* Start *

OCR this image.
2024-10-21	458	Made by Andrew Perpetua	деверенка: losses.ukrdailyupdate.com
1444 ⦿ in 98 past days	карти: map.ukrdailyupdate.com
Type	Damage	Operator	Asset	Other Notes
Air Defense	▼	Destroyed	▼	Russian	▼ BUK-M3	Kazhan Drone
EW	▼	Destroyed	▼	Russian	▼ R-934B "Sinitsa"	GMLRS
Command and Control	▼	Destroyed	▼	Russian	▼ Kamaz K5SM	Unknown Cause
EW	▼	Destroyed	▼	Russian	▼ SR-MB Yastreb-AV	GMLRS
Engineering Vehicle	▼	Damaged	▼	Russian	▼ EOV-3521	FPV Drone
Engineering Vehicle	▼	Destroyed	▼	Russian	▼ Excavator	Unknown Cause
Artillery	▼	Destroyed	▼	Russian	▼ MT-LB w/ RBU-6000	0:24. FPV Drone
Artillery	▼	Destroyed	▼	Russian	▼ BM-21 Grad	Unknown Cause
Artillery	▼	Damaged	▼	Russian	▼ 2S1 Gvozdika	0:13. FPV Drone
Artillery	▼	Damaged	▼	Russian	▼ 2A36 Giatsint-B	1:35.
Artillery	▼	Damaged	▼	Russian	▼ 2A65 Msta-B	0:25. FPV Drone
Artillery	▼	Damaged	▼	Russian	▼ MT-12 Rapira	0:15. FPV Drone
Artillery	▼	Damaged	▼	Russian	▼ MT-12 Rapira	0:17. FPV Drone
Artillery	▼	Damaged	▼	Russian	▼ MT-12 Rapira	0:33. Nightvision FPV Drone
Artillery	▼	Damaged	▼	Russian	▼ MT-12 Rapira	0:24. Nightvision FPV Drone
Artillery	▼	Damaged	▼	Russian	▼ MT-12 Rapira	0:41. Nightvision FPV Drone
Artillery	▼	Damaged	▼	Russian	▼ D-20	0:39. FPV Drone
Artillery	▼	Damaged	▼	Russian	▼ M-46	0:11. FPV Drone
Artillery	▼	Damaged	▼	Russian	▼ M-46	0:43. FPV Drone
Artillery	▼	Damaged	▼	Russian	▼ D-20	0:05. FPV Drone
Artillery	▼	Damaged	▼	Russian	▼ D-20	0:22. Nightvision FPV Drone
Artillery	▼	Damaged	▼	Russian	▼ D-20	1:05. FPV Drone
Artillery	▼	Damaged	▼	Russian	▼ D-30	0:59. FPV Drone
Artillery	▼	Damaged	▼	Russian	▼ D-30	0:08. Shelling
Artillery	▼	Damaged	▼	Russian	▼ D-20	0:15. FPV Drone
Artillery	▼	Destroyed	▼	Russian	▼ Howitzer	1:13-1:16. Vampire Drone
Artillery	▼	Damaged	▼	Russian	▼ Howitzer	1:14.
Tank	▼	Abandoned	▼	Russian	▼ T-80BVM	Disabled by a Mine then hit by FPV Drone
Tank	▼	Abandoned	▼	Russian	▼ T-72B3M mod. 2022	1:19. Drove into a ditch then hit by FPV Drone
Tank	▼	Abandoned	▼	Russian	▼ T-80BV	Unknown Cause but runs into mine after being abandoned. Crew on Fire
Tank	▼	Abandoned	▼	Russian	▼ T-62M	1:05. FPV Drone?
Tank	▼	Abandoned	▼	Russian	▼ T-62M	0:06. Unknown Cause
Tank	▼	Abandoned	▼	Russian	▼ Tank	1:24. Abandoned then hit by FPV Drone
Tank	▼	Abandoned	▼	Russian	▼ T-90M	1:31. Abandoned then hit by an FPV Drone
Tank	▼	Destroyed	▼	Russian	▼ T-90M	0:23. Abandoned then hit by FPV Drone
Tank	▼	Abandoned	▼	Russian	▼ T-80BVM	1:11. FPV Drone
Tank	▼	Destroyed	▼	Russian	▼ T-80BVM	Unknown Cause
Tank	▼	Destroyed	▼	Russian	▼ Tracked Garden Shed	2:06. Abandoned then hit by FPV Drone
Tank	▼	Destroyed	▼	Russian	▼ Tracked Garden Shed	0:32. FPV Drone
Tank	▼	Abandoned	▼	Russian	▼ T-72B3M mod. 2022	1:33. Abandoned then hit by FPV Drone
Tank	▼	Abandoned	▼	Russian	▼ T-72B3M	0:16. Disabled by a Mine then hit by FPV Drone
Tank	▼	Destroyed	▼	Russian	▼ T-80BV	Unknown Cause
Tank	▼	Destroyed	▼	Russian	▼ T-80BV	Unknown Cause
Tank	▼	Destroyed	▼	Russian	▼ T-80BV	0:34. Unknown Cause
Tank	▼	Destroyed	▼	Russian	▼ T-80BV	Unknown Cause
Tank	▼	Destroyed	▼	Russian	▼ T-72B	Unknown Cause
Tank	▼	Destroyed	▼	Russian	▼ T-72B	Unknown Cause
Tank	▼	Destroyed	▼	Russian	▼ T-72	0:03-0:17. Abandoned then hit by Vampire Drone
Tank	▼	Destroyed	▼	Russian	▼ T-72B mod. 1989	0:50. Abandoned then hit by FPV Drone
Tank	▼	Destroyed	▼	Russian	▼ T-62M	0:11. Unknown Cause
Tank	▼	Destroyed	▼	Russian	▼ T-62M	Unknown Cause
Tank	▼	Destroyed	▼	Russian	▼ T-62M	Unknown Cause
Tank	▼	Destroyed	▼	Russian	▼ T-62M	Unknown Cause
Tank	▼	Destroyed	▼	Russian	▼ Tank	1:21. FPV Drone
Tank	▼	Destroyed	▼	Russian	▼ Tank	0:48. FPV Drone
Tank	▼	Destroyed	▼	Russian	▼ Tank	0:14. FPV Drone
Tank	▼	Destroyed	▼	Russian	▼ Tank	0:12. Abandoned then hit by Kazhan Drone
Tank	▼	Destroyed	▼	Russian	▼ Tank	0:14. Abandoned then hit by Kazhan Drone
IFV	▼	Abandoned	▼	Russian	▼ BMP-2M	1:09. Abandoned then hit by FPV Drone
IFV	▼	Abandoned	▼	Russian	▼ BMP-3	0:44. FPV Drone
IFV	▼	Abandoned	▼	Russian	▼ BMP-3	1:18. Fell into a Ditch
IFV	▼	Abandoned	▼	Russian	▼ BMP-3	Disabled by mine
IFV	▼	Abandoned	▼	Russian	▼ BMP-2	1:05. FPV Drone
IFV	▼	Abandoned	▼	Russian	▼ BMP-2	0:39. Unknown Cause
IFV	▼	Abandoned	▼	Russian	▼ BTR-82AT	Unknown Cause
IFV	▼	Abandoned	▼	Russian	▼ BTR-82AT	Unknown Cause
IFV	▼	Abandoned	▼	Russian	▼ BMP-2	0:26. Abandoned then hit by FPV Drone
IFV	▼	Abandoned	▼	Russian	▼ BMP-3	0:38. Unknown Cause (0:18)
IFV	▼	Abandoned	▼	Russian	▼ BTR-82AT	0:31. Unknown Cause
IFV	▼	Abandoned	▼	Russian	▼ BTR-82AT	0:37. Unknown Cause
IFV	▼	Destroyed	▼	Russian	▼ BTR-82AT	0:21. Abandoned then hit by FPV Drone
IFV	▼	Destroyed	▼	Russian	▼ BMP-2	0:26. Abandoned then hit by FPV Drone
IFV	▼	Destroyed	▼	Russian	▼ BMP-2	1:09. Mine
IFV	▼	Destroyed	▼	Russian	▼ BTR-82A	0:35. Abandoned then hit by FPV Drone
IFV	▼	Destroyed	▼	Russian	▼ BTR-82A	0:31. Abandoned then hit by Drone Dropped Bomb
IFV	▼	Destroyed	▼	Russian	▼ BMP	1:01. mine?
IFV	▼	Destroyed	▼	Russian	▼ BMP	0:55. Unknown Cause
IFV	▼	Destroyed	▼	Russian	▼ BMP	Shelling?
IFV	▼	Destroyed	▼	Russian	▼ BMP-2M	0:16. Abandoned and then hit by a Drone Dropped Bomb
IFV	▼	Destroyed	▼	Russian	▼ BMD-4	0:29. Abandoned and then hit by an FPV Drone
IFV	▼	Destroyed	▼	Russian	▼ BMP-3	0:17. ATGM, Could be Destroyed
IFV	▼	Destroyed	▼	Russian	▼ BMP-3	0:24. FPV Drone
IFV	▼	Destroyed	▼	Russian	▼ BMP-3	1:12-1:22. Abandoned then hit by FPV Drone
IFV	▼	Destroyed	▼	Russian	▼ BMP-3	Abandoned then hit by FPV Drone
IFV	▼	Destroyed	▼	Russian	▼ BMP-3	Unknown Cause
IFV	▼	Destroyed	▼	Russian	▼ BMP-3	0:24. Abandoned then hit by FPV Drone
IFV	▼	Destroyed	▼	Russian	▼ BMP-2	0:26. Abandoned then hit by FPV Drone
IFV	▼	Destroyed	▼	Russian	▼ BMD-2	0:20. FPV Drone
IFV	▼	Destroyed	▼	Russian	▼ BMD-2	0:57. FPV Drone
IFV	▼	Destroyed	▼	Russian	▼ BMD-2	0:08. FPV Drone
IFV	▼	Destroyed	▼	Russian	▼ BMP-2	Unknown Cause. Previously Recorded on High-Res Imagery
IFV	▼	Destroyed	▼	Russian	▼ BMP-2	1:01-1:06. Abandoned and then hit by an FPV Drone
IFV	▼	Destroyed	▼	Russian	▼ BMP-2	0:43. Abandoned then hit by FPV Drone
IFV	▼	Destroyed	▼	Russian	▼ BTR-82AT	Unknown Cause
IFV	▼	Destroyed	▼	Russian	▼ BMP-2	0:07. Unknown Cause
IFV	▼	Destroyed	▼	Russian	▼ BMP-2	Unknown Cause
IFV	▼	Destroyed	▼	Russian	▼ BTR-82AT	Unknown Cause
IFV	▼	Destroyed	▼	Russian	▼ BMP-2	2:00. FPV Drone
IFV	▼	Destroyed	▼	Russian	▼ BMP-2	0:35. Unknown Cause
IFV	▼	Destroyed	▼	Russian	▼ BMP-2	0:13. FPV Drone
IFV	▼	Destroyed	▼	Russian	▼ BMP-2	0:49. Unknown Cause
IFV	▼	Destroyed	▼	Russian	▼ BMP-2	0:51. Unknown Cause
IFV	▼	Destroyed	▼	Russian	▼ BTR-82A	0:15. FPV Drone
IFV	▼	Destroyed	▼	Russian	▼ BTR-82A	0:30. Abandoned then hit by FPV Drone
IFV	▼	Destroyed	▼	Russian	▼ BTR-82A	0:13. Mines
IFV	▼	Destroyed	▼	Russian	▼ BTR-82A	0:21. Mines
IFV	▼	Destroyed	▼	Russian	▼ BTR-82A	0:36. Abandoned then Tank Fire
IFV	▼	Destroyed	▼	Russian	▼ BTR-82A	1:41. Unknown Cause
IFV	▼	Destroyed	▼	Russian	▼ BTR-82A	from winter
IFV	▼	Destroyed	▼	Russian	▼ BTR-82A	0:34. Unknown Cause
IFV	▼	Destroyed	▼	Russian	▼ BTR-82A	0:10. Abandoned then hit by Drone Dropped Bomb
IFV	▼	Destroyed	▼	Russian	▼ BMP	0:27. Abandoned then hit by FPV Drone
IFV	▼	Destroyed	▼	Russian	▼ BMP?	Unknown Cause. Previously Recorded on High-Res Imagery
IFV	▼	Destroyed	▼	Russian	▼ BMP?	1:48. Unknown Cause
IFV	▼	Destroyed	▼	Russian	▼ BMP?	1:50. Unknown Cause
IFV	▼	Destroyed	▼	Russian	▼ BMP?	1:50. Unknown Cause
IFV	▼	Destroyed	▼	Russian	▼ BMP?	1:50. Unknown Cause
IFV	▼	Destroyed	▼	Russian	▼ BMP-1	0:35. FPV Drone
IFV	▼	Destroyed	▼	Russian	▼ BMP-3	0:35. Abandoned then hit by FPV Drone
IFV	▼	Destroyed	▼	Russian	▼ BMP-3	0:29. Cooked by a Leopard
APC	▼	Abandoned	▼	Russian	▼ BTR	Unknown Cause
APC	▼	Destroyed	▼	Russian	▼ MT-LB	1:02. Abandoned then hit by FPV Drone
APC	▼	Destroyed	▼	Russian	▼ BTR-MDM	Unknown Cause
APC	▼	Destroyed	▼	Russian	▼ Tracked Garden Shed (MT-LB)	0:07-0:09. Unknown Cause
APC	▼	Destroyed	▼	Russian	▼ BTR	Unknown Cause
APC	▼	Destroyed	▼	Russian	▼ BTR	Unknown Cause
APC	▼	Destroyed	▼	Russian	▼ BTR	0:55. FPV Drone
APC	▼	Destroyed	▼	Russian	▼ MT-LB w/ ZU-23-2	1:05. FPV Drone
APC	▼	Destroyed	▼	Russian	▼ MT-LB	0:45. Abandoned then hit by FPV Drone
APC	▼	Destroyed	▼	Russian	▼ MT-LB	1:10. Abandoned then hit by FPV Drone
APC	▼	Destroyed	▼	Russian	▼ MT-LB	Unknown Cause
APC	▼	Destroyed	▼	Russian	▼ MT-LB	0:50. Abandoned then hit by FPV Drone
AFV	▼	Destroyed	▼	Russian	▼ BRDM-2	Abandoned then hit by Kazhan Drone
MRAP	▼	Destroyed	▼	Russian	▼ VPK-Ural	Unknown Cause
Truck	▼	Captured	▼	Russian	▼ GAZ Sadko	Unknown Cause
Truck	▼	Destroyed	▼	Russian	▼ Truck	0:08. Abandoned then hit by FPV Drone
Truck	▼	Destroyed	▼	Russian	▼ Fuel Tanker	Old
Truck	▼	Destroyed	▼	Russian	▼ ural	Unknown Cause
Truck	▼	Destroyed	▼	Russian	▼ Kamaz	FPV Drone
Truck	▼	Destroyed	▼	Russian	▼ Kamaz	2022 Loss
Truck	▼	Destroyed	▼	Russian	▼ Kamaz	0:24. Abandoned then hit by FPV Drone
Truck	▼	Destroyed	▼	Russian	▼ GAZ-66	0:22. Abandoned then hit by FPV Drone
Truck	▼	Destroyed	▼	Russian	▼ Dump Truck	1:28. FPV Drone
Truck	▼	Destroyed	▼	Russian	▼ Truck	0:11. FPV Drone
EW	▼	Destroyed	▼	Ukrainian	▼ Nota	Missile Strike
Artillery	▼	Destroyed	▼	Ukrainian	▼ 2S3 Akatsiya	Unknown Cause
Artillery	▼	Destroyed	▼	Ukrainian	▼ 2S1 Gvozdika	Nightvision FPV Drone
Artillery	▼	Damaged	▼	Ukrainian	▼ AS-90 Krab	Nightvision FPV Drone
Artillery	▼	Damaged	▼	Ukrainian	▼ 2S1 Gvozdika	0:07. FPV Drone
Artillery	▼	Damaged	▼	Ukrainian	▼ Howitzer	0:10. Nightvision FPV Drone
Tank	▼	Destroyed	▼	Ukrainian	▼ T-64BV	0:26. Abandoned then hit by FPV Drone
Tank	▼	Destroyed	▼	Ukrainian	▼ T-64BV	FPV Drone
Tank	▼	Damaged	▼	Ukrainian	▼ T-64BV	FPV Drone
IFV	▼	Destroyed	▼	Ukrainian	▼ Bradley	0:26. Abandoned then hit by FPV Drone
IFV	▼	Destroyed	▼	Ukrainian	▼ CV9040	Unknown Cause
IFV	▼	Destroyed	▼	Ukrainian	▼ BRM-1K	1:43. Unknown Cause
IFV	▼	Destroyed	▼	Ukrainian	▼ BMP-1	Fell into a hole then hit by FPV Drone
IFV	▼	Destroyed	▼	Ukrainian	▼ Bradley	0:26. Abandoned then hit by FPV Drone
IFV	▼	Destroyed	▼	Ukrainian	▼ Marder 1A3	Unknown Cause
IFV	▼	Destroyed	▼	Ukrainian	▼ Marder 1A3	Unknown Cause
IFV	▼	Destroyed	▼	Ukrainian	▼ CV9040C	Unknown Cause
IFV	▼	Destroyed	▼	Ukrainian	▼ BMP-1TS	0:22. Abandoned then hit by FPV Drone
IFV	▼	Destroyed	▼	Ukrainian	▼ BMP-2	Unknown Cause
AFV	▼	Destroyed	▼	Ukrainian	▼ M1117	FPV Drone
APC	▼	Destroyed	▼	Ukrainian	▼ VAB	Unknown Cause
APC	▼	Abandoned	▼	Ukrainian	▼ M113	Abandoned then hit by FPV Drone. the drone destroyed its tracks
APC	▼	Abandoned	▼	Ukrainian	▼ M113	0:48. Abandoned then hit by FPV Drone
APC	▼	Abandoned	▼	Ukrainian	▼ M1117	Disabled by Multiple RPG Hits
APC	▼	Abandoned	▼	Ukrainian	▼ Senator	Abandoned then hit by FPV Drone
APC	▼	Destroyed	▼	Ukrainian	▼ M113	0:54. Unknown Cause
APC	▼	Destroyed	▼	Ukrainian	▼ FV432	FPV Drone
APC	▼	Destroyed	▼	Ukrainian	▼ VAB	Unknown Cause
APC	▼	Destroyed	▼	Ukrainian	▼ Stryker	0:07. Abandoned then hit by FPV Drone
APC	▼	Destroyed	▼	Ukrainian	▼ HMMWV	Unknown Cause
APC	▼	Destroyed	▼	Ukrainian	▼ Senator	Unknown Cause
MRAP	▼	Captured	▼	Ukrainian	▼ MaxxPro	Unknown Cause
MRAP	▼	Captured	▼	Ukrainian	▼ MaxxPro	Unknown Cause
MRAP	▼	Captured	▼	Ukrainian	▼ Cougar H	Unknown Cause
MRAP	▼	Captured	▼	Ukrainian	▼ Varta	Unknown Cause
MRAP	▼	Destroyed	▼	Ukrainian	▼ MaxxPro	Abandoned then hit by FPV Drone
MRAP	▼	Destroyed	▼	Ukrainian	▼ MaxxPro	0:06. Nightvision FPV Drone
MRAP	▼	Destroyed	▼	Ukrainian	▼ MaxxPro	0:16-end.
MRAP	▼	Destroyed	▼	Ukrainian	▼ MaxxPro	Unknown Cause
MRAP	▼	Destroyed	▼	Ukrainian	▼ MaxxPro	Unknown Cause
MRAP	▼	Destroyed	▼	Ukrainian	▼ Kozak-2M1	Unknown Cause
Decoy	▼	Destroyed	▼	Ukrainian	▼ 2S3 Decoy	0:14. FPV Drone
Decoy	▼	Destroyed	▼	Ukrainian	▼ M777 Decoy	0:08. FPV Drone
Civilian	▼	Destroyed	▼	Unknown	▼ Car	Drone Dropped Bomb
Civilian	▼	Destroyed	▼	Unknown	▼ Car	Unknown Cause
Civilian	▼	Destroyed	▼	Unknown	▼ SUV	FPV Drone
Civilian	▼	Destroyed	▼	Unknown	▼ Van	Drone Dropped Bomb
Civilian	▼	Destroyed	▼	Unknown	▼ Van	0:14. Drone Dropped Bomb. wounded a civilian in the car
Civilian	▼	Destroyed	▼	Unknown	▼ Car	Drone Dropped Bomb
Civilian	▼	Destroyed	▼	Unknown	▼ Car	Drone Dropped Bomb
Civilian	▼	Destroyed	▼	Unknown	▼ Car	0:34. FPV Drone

* End *

▸ **Problem to solve**: Each line with the string "Rapira" in it needs to be found and copied.

▸ **Result**:
Artillery	▼	Damaged	▼	Russian	▼ MT-12 Rapira	0:15. FPV Drone
Artillery	▼	Damaged	▼	Russian	▼ MT-12 Rapira	0:17. FPV Drone
Artillery	▼	Damaged	▼	Russian	▼ MT-12 Rapira	0:33. Nightvision FPV Drone
Artillery	▼	Damaged	▼	Russian	▼ MT-12 Rapira	0:24. Nightvision FPV Drone
Artillery	▼	Damaged	▼	Russian	▼ MT-12 Rapira	0:41. Nightvision FPV Drone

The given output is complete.